== DIRECTIVE ==
Read through the records below and copy each line that uses the word "color".

== RECORDED INFORMATION ==
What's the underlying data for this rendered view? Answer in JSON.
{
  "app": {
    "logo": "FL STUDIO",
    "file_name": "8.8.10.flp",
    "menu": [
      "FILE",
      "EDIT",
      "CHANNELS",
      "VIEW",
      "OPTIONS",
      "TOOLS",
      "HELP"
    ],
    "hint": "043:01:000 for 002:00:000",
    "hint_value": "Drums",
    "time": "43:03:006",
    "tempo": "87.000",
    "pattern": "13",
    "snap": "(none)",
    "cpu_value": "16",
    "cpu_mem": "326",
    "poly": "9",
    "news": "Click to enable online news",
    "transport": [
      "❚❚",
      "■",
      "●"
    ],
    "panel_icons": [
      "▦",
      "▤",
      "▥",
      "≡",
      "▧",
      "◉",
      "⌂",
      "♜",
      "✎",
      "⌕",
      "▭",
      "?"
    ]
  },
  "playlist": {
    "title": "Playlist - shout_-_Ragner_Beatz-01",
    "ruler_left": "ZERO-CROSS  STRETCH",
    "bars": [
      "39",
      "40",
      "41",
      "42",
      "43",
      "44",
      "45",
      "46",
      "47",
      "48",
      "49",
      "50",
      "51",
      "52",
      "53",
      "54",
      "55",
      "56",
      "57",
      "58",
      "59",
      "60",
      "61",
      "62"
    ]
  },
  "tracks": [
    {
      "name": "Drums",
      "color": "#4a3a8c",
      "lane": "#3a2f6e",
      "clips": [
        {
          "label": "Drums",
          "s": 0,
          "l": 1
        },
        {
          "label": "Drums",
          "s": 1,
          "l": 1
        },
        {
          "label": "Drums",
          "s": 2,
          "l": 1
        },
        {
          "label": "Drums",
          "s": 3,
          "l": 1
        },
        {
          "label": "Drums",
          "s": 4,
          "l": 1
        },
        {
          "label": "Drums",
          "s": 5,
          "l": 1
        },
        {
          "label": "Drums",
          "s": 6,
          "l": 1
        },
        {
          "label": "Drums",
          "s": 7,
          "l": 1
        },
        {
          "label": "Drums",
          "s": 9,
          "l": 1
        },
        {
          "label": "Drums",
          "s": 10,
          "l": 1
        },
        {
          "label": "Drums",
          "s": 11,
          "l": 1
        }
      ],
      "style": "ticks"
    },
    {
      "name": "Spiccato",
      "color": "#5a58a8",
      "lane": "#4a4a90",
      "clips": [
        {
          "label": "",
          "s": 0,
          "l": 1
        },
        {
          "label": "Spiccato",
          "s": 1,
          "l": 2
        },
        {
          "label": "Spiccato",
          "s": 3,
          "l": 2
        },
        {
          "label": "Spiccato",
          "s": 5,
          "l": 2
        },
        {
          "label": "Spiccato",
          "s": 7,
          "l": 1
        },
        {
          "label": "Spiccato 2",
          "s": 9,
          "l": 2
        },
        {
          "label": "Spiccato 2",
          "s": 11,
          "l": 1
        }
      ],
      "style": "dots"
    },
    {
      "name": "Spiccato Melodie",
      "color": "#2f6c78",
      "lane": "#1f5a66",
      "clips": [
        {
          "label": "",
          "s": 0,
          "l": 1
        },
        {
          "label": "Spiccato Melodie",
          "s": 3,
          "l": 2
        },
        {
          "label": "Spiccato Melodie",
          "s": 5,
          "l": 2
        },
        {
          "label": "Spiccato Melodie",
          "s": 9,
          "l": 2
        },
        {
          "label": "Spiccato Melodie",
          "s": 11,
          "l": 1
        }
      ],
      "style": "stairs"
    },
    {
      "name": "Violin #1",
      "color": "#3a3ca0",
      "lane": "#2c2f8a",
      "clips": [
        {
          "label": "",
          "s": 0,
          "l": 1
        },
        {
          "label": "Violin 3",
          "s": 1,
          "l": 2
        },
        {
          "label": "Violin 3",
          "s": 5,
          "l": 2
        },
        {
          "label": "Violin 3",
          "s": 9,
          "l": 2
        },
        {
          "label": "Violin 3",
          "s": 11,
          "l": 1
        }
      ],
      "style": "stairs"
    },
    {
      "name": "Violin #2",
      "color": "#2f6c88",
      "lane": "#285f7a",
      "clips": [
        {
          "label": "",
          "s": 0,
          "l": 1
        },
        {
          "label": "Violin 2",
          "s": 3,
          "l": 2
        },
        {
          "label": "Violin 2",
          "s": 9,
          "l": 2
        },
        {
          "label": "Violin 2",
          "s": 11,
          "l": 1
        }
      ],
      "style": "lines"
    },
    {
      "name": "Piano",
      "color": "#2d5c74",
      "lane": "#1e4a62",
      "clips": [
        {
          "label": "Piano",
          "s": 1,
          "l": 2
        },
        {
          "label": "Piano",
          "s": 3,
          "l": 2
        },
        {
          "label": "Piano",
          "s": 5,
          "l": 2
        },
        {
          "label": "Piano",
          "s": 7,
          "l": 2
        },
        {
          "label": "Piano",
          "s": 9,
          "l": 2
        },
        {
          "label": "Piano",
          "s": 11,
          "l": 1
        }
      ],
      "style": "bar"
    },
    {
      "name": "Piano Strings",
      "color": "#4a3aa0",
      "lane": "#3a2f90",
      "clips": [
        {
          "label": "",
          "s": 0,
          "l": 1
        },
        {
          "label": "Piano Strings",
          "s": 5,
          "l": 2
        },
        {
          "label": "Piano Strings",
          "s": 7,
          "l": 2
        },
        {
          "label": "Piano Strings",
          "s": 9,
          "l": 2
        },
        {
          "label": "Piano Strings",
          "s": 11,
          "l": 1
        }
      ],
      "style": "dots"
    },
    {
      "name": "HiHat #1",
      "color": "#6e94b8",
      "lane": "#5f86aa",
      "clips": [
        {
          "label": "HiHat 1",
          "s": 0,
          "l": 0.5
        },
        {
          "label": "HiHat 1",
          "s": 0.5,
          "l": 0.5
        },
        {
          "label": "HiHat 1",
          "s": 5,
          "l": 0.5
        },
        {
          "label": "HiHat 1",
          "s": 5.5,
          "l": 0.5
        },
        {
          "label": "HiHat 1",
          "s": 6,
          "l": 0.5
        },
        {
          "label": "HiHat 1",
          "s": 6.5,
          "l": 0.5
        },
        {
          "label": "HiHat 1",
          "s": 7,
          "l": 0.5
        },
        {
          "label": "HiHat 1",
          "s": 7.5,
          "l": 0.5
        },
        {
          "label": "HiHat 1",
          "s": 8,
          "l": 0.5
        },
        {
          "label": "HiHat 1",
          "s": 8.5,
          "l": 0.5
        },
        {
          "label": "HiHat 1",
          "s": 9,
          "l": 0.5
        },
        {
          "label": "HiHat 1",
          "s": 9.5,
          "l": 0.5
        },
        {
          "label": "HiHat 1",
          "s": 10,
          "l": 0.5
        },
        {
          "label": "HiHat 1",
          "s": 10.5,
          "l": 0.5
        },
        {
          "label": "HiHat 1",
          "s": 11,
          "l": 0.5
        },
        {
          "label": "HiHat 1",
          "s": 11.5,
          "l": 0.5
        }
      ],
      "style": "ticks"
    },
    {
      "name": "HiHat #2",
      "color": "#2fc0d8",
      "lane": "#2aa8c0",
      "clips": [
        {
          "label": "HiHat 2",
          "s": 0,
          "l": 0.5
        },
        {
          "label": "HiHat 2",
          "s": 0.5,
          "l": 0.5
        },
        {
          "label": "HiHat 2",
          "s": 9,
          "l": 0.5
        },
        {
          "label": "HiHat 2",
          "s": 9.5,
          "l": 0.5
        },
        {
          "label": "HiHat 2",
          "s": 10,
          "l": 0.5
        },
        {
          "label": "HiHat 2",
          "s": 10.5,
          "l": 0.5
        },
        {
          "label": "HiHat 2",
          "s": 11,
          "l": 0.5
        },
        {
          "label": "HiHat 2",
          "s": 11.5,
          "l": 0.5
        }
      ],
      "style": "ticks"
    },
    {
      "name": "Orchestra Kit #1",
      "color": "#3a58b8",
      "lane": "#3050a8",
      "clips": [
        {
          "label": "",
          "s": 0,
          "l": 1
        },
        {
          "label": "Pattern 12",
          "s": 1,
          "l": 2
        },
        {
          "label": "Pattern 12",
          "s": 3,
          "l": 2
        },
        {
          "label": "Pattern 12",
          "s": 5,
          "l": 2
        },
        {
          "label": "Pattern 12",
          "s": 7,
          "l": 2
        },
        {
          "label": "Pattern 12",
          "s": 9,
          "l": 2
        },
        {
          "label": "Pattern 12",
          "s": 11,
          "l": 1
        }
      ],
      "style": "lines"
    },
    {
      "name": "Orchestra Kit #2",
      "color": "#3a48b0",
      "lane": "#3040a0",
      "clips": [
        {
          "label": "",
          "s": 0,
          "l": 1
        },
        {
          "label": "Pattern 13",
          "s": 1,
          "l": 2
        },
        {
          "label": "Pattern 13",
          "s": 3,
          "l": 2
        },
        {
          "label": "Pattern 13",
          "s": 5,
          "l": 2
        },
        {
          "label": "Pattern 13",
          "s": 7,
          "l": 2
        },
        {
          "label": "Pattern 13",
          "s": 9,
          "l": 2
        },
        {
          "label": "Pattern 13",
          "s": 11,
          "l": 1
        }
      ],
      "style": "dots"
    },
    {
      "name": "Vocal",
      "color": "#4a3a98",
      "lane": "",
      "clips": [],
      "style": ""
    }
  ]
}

== ANSWER TO THIS EXERCISE ==
      "color": "#4a3a8c",
      "color": "#5a58a8",
      "color": "#2f6c78",
      "color": "#3a3ca0",
      "color": "#2f6c88",
      "color": "#2d5c74",
      "color": "#4a3aa0",
      "color": "#6e94b8",
      "color": "#2fc0d8",
      "color": "#3a58b8",
      "color": "#3a48b0",
      "color": "#4a3a98",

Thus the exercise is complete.